** Start EXCERPTED DATA **
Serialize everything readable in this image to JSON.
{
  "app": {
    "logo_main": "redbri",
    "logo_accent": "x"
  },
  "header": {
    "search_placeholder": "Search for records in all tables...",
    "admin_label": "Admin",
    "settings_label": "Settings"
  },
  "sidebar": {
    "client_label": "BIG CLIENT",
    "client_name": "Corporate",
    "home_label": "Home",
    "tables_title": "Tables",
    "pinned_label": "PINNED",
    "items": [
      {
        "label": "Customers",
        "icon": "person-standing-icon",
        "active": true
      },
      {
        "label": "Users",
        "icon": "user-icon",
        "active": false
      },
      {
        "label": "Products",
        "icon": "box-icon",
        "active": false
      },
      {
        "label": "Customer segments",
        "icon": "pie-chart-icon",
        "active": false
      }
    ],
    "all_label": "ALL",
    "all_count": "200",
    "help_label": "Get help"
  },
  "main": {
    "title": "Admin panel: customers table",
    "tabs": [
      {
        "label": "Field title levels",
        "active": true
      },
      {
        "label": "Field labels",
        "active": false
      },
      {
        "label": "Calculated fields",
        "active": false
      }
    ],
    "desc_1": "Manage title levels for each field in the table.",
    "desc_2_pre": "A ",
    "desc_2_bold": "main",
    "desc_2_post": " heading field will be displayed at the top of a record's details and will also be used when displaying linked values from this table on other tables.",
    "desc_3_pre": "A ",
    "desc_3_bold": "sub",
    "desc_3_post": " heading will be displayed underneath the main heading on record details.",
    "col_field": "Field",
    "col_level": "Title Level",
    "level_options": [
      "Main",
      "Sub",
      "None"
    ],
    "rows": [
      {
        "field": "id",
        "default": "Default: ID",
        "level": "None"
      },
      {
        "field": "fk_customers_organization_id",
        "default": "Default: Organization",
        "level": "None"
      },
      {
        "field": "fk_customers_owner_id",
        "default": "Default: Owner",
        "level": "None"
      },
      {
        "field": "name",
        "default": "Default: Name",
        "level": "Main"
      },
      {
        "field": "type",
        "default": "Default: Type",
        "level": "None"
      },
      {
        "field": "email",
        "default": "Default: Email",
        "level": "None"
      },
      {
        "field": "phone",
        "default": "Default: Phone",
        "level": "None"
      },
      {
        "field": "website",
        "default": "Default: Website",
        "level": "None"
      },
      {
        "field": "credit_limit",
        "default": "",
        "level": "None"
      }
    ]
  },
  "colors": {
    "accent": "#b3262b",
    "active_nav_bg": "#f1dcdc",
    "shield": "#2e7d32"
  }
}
** End EXCERPTED DATA **
** Start EXCERPTED DATA **
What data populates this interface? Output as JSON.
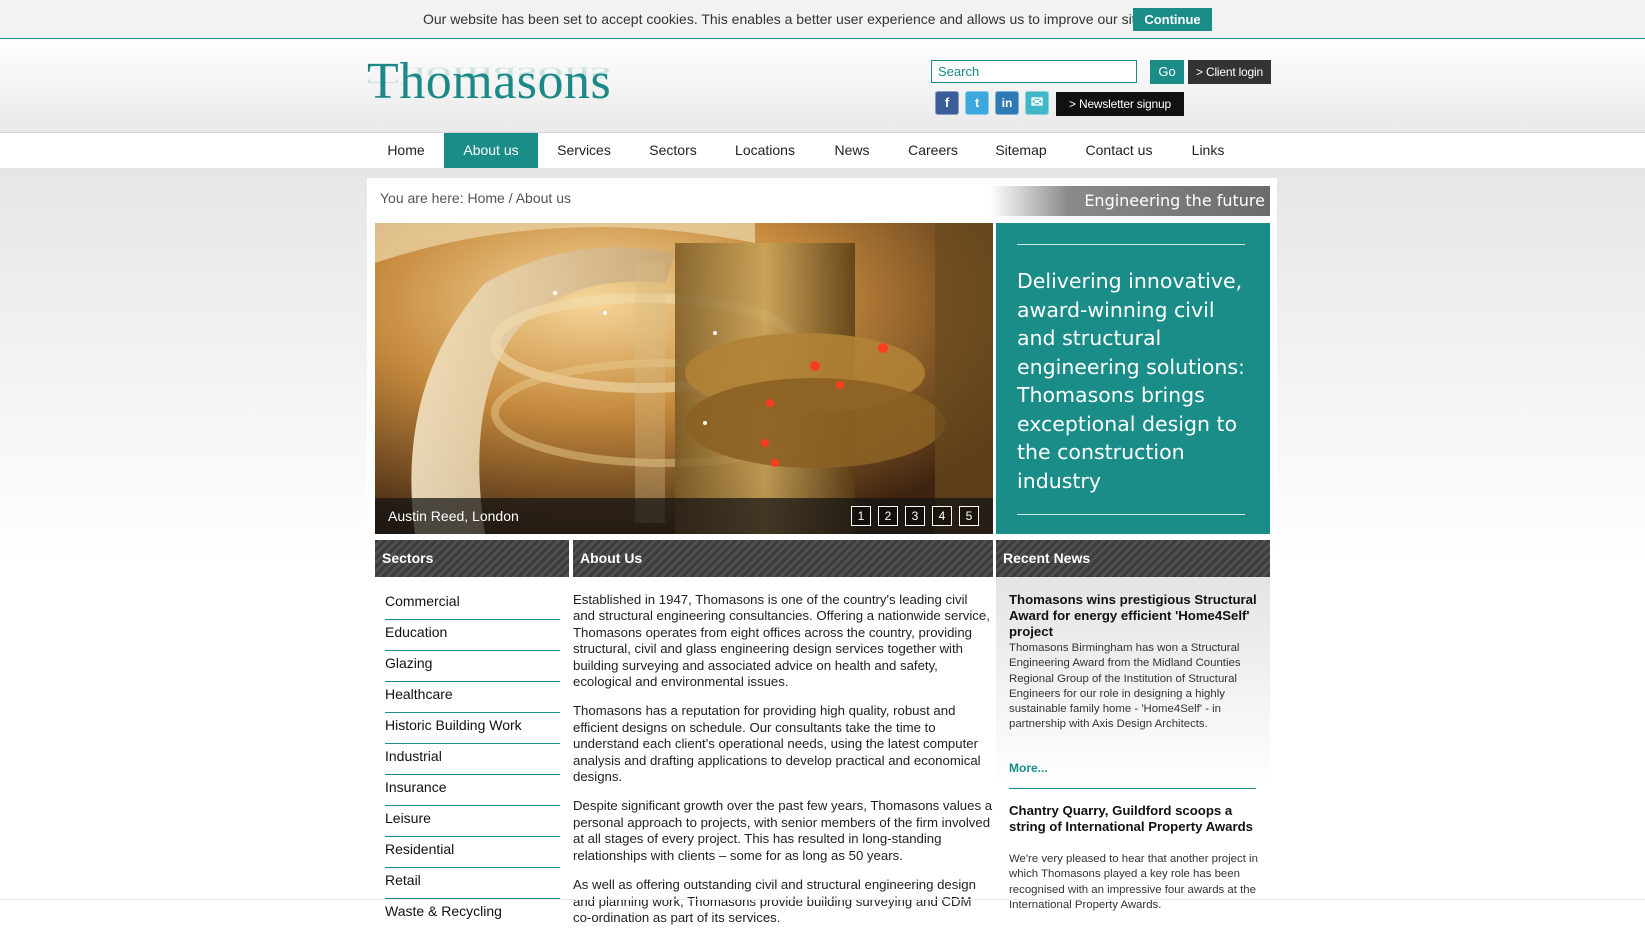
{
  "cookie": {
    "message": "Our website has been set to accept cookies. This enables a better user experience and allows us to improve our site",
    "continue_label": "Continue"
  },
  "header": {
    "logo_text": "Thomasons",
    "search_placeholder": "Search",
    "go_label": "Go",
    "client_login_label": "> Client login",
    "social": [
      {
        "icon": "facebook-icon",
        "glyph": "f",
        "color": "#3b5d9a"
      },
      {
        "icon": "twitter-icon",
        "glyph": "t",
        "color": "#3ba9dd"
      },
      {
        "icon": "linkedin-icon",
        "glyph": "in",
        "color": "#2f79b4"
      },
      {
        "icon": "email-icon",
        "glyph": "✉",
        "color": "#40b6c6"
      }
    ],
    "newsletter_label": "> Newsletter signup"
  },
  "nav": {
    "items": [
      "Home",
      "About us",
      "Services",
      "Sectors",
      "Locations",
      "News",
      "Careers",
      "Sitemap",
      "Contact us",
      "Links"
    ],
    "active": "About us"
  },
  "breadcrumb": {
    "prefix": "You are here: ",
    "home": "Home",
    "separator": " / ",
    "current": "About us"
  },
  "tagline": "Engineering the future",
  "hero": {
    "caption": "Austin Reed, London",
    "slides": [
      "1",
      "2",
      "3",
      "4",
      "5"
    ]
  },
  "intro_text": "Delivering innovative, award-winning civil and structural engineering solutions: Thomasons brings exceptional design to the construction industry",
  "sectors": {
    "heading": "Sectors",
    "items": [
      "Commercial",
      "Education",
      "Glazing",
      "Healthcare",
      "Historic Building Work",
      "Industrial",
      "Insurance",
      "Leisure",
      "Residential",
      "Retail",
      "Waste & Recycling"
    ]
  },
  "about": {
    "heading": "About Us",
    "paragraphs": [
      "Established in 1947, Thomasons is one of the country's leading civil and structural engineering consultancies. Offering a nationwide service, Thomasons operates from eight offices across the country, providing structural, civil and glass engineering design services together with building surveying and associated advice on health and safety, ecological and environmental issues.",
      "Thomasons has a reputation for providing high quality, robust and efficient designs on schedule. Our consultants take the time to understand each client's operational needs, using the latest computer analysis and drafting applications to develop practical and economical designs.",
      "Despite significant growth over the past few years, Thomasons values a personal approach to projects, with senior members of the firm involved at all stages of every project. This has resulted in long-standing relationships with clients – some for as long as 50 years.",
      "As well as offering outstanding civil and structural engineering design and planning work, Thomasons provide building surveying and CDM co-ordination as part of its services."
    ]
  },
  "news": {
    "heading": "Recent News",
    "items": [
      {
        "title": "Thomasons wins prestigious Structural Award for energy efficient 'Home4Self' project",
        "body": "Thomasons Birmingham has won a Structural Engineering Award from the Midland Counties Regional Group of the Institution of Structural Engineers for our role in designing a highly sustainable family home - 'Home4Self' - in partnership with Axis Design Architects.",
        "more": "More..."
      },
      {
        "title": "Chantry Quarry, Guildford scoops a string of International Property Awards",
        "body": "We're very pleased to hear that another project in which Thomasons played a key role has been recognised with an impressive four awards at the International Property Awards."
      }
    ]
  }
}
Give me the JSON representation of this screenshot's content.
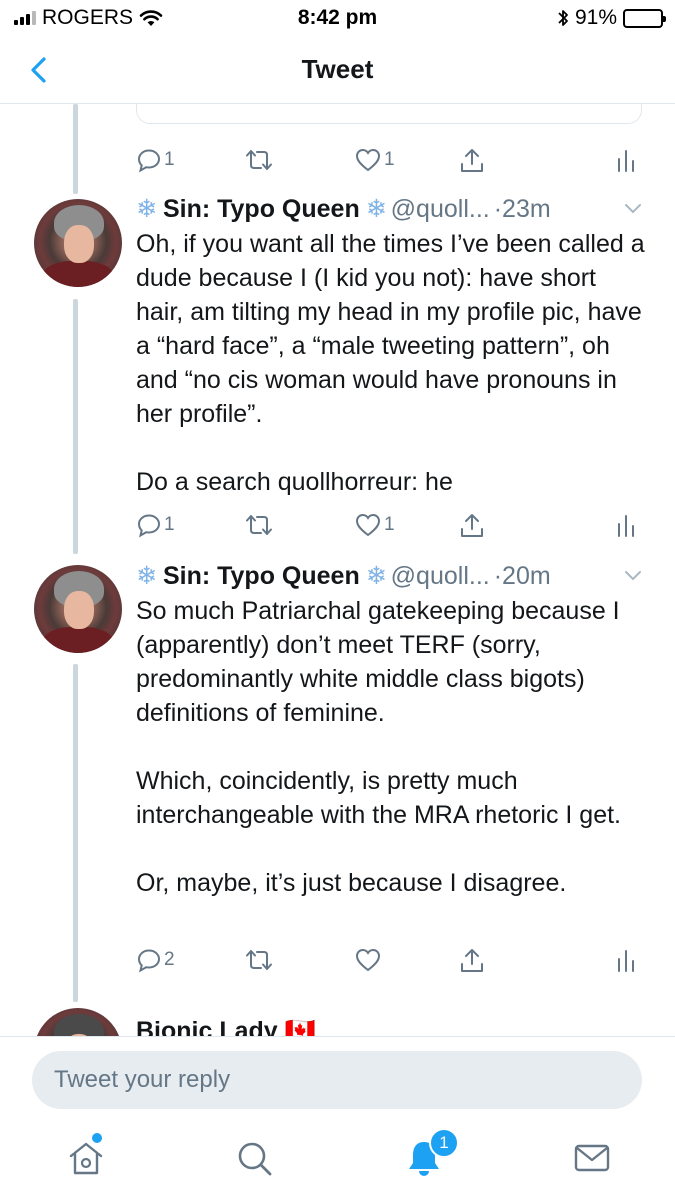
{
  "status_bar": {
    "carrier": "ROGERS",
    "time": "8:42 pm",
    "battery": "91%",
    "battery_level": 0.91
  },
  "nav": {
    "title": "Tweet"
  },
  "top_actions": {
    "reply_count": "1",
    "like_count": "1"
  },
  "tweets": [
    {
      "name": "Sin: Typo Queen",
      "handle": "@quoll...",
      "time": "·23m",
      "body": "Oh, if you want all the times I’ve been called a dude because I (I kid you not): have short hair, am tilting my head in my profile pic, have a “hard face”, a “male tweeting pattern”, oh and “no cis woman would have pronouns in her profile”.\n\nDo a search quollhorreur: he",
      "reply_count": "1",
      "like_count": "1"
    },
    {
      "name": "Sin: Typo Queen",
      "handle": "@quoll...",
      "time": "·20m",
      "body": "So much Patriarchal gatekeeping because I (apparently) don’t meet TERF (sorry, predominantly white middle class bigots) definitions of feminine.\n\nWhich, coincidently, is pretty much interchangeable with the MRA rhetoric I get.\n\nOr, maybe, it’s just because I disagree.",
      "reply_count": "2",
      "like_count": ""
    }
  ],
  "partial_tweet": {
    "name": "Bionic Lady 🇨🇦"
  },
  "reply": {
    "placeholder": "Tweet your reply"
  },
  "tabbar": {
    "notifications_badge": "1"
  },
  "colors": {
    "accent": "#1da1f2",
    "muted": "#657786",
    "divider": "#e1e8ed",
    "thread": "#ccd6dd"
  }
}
** End EXCERPTED DATA **
• [PROBLEM TO WORK ON] Copy every line of the data that holds the string "JSON".

• [SOLUTION FOR THIS TASK]
Serialize everything readable in this image to JSON.
What data populates this interface? Output as JSON.
Give me the JSON representation of this screenshot's content.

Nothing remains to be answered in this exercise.